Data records
════════════════

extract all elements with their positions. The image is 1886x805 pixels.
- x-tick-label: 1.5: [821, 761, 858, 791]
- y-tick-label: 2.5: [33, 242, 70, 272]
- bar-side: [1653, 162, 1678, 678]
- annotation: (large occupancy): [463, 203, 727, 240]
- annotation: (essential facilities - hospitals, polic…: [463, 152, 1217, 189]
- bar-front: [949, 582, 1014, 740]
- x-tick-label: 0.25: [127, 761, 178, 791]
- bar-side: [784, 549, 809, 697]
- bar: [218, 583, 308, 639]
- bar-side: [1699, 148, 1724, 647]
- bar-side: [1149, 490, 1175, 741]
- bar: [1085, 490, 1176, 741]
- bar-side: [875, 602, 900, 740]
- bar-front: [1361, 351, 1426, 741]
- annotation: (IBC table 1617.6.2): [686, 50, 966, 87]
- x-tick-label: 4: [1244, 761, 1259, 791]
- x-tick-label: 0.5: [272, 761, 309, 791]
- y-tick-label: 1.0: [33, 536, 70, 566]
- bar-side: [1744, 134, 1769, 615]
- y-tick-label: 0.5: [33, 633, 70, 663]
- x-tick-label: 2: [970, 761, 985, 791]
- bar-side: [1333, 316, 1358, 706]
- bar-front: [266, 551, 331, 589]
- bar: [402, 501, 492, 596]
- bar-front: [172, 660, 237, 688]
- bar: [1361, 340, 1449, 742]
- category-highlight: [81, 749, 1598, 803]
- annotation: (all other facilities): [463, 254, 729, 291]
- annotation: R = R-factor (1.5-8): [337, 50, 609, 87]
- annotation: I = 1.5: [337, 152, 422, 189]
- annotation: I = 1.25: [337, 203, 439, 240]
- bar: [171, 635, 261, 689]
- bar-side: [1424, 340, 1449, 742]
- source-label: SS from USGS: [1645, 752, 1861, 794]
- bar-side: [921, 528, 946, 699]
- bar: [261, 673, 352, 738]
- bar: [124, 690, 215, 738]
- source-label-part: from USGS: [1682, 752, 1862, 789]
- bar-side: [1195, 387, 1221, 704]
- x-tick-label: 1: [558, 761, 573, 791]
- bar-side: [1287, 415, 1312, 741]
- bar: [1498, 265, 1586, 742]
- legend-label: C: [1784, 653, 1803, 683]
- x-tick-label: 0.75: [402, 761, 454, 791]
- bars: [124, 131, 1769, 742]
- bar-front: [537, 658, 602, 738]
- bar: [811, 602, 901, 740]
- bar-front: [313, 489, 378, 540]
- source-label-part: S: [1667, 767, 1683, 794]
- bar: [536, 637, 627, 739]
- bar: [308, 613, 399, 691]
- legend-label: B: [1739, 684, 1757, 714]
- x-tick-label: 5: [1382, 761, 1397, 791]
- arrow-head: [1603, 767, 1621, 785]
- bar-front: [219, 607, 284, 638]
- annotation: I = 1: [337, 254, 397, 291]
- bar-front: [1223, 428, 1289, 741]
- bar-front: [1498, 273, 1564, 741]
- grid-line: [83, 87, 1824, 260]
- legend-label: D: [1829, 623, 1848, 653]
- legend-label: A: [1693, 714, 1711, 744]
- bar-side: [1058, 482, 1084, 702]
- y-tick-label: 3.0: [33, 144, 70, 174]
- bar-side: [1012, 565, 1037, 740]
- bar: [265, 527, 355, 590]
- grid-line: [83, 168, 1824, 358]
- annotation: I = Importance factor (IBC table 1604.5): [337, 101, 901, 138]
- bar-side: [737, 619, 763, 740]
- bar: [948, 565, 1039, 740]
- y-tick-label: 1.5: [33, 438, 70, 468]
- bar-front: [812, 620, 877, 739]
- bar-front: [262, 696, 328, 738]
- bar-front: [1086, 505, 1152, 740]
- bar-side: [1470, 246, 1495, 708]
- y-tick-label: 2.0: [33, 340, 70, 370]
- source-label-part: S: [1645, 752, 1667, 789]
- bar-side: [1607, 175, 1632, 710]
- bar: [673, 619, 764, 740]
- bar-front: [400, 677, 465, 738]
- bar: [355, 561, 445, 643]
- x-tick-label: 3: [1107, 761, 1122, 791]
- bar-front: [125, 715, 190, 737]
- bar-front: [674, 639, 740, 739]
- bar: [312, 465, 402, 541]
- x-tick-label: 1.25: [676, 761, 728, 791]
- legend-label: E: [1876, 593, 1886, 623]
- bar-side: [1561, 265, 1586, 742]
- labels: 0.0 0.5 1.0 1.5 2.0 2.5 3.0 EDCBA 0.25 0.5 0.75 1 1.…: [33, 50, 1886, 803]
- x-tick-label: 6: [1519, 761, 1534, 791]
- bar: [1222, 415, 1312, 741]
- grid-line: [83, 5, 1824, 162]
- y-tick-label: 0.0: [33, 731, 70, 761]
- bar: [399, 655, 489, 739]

════════════════

- GOAL
Can you format everything from the start of the entries down to the line containing "- bar-side: [875, 602, 900, 740]" as a numbered list, leaving out any blank lines?

- SOLUTION
1. extract all elements with their positions. The image is 1886x805 pixels.
2. - x-tick-label: 1.5: [821, 761, 858, 791]
3. - y-tick-label: 2.5: [33, 242, 70, 272]
4. - bar-side: [1653, 162, 1678, 678]
5. - annotation: (large occupancy): [463, 203, 727, 240]
6. - annotation: (essential facilities - hospitals, polic…: [463, 152, 1217, 189]
7. - bar-front: [949, 582, 1014, 740]
8. - x-tick-label: 0.25: [127, 761, 178, 791]
9. - bar-side: [784, 549, 809, 697]
10. - bar: [218, 583, 308, 639]
11. - bar-side: [1699, 148, 1724, 647]
12. - bar-side: [1149, 490, 1175, 741]
13. - bar: [1085, 490, 1176, 741]
14. - bar-side: [875, 602, 900, 740]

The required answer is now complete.